• [PROVIDED RECORDS]
- - -

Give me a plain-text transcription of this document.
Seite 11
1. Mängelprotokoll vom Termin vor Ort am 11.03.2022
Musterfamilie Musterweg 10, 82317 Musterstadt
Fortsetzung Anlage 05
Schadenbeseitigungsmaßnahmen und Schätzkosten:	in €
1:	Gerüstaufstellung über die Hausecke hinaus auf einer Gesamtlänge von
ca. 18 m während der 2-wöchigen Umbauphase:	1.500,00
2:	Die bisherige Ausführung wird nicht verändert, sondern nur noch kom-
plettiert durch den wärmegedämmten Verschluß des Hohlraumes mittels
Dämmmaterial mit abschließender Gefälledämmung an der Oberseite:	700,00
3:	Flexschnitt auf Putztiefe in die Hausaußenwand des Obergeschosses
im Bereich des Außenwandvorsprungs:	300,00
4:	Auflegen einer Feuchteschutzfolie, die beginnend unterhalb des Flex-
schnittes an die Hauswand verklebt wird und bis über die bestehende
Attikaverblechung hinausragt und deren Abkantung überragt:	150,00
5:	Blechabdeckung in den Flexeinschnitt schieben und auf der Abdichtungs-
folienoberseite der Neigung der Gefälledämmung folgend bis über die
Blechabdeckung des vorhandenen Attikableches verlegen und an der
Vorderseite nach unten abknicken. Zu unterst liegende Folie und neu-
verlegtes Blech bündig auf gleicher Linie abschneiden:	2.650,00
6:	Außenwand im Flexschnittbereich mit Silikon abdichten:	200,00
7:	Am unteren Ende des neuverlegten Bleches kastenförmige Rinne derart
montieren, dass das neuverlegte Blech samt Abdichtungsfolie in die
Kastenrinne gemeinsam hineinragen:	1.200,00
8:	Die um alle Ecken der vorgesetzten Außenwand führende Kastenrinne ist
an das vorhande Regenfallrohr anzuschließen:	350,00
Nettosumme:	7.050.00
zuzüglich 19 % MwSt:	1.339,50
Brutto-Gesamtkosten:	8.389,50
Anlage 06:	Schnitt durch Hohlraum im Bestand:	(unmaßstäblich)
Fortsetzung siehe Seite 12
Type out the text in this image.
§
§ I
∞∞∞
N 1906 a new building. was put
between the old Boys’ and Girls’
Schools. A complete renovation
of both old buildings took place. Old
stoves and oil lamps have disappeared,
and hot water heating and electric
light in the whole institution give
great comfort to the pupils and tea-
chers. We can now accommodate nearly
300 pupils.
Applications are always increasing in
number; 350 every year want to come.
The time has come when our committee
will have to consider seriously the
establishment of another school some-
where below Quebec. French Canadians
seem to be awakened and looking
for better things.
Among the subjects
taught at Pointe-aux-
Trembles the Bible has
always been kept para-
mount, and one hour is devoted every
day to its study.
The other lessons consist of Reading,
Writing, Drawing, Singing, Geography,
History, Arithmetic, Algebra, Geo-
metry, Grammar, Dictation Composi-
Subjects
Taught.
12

- - -

• [WRITTEN PROBLEM] From the listing, tally every line with the word "come" in it and give only the tally.

• [CORRECT ANSWER] 2